Exercise task: Take the material below and retype it in full; pictures are left out.

Records to process:
::::

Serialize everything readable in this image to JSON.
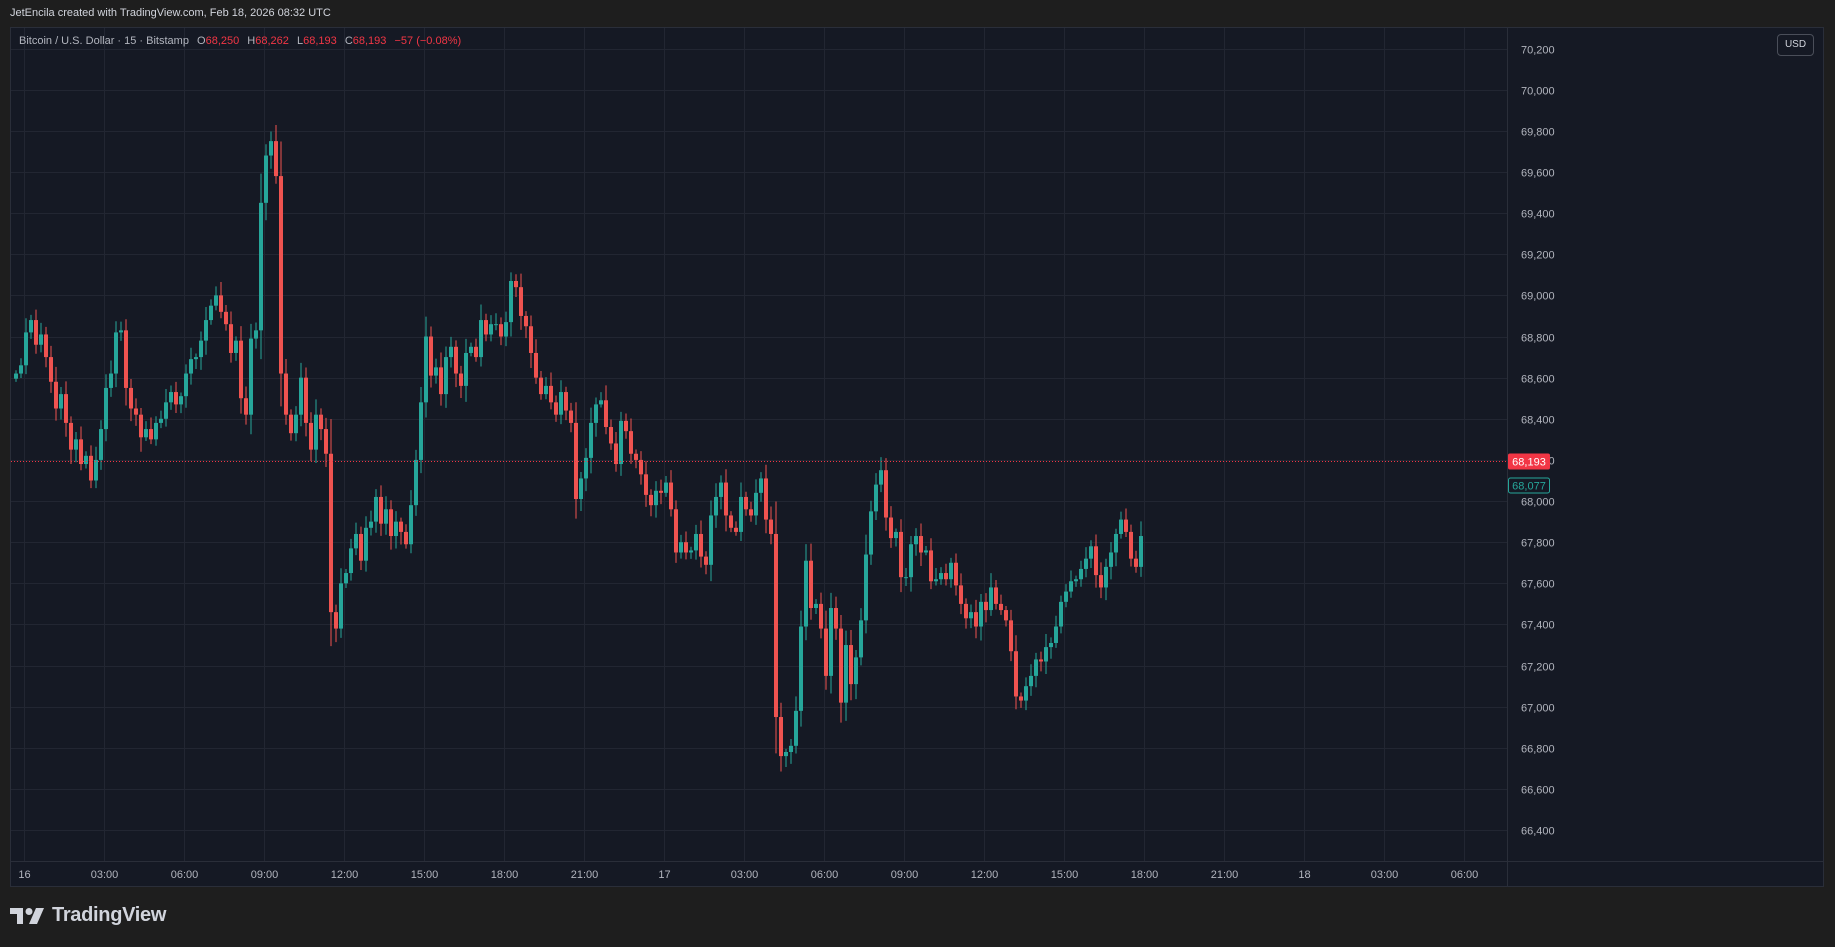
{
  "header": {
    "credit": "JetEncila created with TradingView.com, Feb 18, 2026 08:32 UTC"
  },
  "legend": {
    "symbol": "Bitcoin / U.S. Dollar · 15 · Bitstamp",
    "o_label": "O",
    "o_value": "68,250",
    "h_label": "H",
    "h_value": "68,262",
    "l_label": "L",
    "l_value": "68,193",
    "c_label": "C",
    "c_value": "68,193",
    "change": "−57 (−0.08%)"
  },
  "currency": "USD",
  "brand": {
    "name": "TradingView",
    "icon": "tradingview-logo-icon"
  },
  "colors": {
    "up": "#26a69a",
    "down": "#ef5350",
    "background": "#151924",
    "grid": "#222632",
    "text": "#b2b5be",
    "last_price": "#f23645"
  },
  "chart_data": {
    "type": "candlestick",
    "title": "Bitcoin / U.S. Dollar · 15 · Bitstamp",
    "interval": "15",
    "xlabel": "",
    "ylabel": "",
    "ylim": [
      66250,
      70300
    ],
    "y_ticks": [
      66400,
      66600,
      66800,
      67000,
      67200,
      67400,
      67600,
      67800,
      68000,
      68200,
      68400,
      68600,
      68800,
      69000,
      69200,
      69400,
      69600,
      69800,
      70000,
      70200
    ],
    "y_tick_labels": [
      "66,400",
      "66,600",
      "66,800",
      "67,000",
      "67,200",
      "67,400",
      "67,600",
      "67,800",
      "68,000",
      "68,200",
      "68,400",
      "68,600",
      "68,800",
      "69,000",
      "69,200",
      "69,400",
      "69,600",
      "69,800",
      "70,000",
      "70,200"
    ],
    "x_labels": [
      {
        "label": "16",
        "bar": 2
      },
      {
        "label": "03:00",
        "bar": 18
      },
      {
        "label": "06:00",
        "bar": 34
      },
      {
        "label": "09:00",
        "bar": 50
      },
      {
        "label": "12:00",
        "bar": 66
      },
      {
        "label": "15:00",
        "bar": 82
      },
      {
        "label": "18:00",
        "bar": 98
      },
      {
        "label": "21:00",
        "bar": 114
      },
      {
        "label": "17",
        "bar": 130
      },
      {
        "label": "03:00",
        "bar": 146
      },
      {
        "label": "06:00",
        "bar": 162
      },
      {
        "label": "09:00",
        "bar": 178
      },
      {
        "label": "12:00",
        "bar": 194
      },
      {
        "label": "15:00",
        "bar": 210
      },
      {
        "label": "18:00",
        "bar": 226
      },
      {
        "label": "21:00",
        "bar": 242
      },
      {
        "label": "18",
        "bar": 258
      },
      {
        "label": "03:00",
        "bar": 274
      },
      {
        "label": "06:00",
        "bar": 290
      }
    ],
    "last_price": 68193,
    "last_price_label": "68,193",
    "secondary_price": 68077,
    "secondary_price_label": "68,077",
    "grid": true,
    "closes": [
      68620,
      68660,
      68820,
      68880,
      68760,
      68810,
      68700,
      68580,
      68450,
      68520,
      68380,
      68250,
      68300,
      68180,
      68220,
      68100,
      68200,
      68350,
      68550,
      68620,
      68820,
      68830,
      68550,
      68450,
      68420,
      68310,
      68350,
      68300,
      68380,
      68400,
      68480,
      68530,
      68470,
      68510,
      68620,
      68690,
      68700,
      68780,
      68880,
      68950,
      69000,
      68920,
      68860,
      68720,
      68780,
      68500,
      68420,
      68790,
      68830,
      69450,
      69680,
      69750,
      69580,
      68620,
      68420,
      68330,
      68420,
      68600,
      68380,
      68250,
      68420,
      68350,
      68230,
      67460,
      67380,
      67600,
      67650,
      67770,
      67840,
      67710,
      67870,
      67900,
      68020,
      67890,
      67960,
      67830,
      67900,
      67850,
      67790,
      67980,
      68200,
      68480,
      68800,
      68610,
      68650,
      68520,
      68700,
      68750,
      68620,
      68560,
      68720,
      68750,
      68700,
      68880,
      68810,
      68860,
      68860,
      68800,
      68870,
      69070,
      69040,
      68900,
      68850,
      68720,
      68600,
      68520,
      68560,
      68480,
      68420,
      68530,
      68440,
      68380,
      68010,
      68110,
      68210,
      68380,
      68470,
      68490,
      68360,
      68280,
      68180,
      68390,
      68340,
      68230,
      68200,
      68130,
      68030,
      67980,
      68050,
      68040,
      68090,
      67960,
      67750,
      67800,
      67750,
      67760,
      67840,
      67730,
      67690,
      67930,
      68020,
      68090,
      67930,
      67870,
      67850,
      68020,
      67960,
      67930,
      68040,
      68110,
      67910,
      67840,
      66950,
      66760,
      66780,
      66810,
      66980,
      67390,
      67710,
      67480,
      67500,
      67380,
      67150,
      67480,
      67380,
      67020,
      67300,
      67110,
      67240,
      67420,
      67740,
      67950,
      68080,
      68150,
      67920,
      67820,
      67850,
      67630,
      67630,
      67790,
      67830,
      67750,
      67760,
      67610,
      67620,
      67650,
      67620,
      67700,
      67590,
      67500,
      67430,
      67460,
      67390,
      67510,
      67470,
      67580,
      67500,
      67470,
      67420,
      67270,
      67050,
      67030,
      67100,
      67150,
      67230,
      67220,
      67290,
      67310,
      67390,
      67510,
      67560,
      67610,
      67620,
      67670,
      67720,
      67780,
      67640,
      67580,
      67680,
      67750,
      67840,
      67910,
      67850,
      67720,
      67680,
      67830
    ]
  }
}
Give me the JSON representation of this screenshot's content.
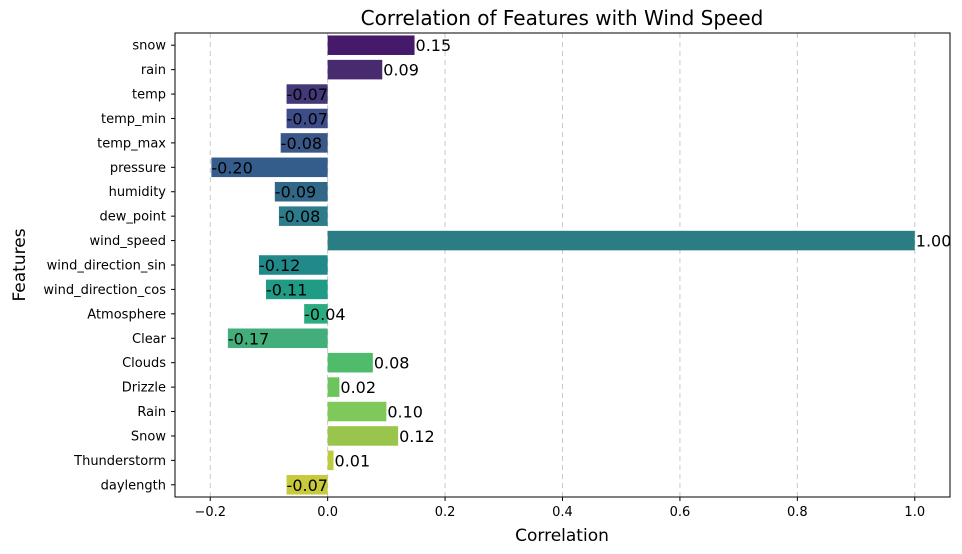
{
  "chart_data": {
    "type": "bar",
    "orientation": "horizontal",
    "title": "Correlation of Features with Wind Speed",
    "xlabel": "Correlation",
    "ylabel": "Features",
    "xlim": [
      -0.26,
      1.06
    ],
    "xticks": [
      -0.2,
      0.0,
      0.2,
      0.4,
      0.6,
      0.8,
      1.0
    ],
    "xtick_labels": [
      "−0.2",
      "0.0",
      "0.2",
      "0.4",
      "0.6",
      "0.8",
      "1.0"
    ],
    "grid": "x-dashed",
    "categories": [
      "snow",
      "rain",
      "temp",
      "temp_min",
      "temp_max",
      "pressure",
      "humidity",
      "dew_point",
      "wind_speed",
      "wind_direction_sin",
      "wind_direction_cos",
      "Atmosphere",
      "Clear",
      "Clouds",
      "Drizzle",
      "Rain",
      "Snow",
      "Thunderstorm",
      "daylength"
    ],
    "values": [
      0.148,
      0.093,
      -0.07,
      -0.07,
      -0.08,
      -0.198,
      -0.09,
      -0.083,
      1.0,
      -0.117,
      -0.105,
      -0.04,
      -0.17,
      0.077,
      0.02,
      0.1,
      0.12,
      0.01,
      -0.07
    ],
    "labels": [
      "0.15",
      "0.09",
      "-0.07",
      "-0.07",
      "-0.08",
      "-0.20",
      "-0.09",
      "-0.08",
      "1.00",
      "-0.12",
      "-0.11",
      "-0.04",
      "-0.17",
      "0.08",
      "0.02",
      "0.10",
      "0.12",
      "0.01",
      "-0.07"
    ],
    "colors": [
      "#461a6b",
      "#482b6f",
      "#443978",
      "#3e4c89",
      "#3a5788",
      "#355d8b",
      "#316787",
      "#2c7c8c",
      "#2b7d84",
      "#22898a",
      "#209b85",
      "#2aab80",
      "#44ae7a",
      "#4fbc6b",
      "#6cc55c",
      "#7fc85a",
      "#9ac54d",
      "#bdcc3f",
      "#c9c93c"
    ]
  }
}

::::

Answer to the exercise:
Serialize everything readable in this image to JSON.
{
  "header": {
    "credit": "JetEncila created with TradingView.com, Feb 18, 2026 08:32 UTC"
  },
  "legend": {
    "symbol": "Bitcoin / U.S. Dollar · 15 · Bitstamp",
    "o_label": "O",
    "o_value": "68,250",
    "h_label": "H",
    "h_value": "68,262",
    "l_label": "L",
    "l_value": "68,193",
    "c_label": "C",
    "c_value": "68,193",
    "change": "−57 (−0.08%)"
  },
  "currency": "USD",
  "brand": {
    "name": "TradingView",
    "icon": "tradingview-logo-icon"
  },
  "colors": {
    "up": "#26a69a",
    "down": "#ef5350",
    "background": "#151924",
    "grid": "#222632",
    "text": "#b2b5be",
    "last_price": "#f23645"
  },
  "chart_data": {
    "type": "candlestick",
    "title": "Bitcoin / U.S. Dollar · 15 · Bitstamp",
    "interval": "15",
    "xlabel": "",
    "ylabel": "",
    "ylim": [
      66250,
      70300
    ],
    "y_ticks": [
      66400,
      66600,
      66800,
      67000,
      67200,
      67400,
      67600,
      67800,
      68000,
      68200,
      68400,
      68600,
      68800,
      69000,
      69200,
      69400,
      69600,
      69800,
      70000,
      70200
    ],
    "y_tick_labels": [
      "66,400",
      "66,600",
      "66,800",
      "67,000",
      "67,200",
      "67,400",
      "67,600",
      "67,800",
      "68,000",
      "68,200",
      "68,400",
      "68,600",
      "68,800",
      "69,000",
      "69,200",
      "69,400",
      "69,600",
      "69,800",
      "70,000",
      "70,200"
    ],
    "x_labels": [
      {
        "label": "16",
        "bar": 2
      },
      {
        "label": "03:00",
        "bar": 18
      },
      {
        "label": "06:00",
        "bar": 34
      },
      {
        "label": "09:00",
        "bar": 50
      },
      {
        "label": "12:00",
        "bar": 66
      },
      {
        "label": "15:00",
        "bar": 82
      },
      {
        "label": "18:00",
        "bar": 98
      },
      {
        "label": "21:00",
        "bar": 114
      },
      {
        "label": "17",
        "bar": 130
      },
      {
        "label": "03:00",
        "bar": 146
      },
      {
        "label": "06:00",
        "bar": 162
      },
      {
        "label": "09:00",
        "bar": 178
      },
      {
        "label": "12:00",
        "bar": 194
      },
      {
        "label": "15:00",
        "bar": 210
      },
      {
        "label": "18:00",
        "bar": 226
      },
      {
        "label": "21:00",
        "bar": 242
      },
      {
        "label": "18",
        "bar": 258
      },
      {
        "label": "03:00",
        "bar": 274
      },
      {
        "label": "06:00",
        "bar": 290
      }
    ],
    "last_price": 68193,
    "last_price_label": "68,193",
    "secondary_price": 68077,
    "secondary_price_label": "68,077",
    "grid": true,
    "closes": [
      68620,
      68660,
      68820,
      68880,
      68760,
      68810,
      68700,
      68580,
      68450,
      68520,
      68380,
      68250,
      68300,
      68180,
      68220,
      68100,
      68200,
      68350,
      68550,
      68620,
      68820,
      68830,
      68550,
      68450,
      68420,
      68310,
      68350,
      68300,
      68380,
      68400,
      68480,
      68530,
      68470,
      68510,
      68620,
      68690,
      68700,
      68780,
      68880,
      68950,
      69000,
      68920,
      68860,
      68720,
      68780,
      68500,
      68420,
      68790,
      68830,
      69450,
      69680,
      69750,
      69580,
      68620,
      68420,
      68330,
      68420,
      68600,
      68380,
      68250,
      68420,
      68350,
      68230,
      67460,
      67380,
      67600,
      67650,
      67770,
      67840,
      67710,
      67870,
      67900,
      68020,
      67890,
      67960,
      67830,
      67900,
      67850,
      67790,
      67980,
      68200,
      68480,
      68800,
      68610,
      68650,
      68520,
      68700,
      68750,
      68620,
      68560,
      68720,
      68750,
      68700,
      68880,
      68810,
      68860,
      68860,
      68800,
      68870,
      69070,
      69040,
      68900,
      68850,
      68720,
      68600,
      68520,
      68560,
      68480,
      68420,
      68530,
      68440,
      68380,
      68010,
      68110,
      68210,
      68380,
      68470,
      68490,
      68360,
      68280,
      68180,
      68390,
      68340,
      68230,
      68200,
      68130,
      68030,
      67980,
      68050,
      68040,
      68090,
      67960,
      67750,
      67800,
      67750,
      67760,
      67840,
      67730,
      67690,
      67930,
      68020,
      68090,
      67930,
      67870,
      67850,
      68020,
      67960,
      67930,
      68040,
      68110,
      67910,
      67840,
      66950,
      66760,
      66780,
      66810,
      66980,
      67390,
      67710,
      67480,
      67500,
      67380,
      67150,
      67480,
      67380,
      67020,
      67300,
      67110,
      67240,
      67420,
      67740,
      67950,
      68080,
      68150,
      67920,
      67820,
      67850,
      67630,
      67630,
      67790,
      67830,
      67750,
      67760,
      67610,
      67620,
      67650,
      67620,
      67700,
      67590,
      67500,
      67430,
      67460,
      67390,
      67510,
      67470,
      67580,
      67500,
      67470,
      67420,
      67270,
      67050,
      67030,
      67100,
      67150,
      67230,
      67220,
      67290,
      67310,
      67390,
      67510,
      67560,
      67610,
      67620,
      67670,
      67720,
      67780,
      67640,
      67580,
      67680,
      67750,
      67840,
      67910,
      67850,
      67720,
      67680,
      67830
    ]
  }
}
Give me the JSON representation of this screenshot's content.
{
  "chart_data": {
    "type": "bar",
    "orientation": "horizontal",
    "title": "Correlation of Features with Wind Speed",
    "xlabel": "Correlation",
    "ylabel": "Features",
    "xlim": [
      -0.26,
      1.06
    ],
    "xticks": [
      -0.2,
      0.0,
      0.2,
      0.4,
      0.6,
      0.8,
      1.0
    ],
    "xtick_labels": [
      "−0.2",
      "0.0",
      "0.2",
      "0.4",
      "0.6",
      "0.8",
      "1.0"
    ],
    "grid": "x-dashed",
    "categories": [
      "snow",
      "rain",
      "temp",
      "temp_min",
      "temp_max",
      "pressure",
      "humidity",
      "dew_point",
      "wind_speed",
      "wind_direction_sin",
      "wind_direction_cos",
      "Atmosphere",
      "Clear",
      "Clouds",
      "Drizzle",
      "Rain",
      "Snow",
      "Thunderstorm",
      "daylength"
    ],
    "values": [
      0.148,
      0.093,
      -0.07,
      -0.07,
      -0.08,
      -0.198,
      -0.09,
      -0.083,
      1.0,
      -0.117,
      -0.105,
      -0.04,
      -0.17,
      0.077,
      0.02,
      0.1,
      0.12,
      0.01,
      -0.07
    ],
    "labels": [
      "0.15",
      "0.09",
      "-0.07",
      "-0.07",
      "-0.08",
      "-0.20",
      "-0.09",
      "-0.08",
      "1.00",
      "-0.12",
      "-0.11",
      "-0.04",
      "-0.17",
      "0.08",
      "0.02",
      "0.10",
      "0.12",
      "0.01",
      "-0.07"
    ],
    "colors": [
      "#461a6b",
      "#482b6f",
      "#443978",
      "#3e4c89",
      "#3a5788",
      "#355d8b",
      "#316787",
      "#2c7c8c",
      "#2b7d84",
      "#22898a",
      "#209b85",
      "#2aab80",
      "#44ae7a",
      "#4fbc6b",
      "#6cc55c",
      "#7fc85a",
      "#9ac54d",
      "#bdcc3f",
      "#c9c93c"
    ]
  }
}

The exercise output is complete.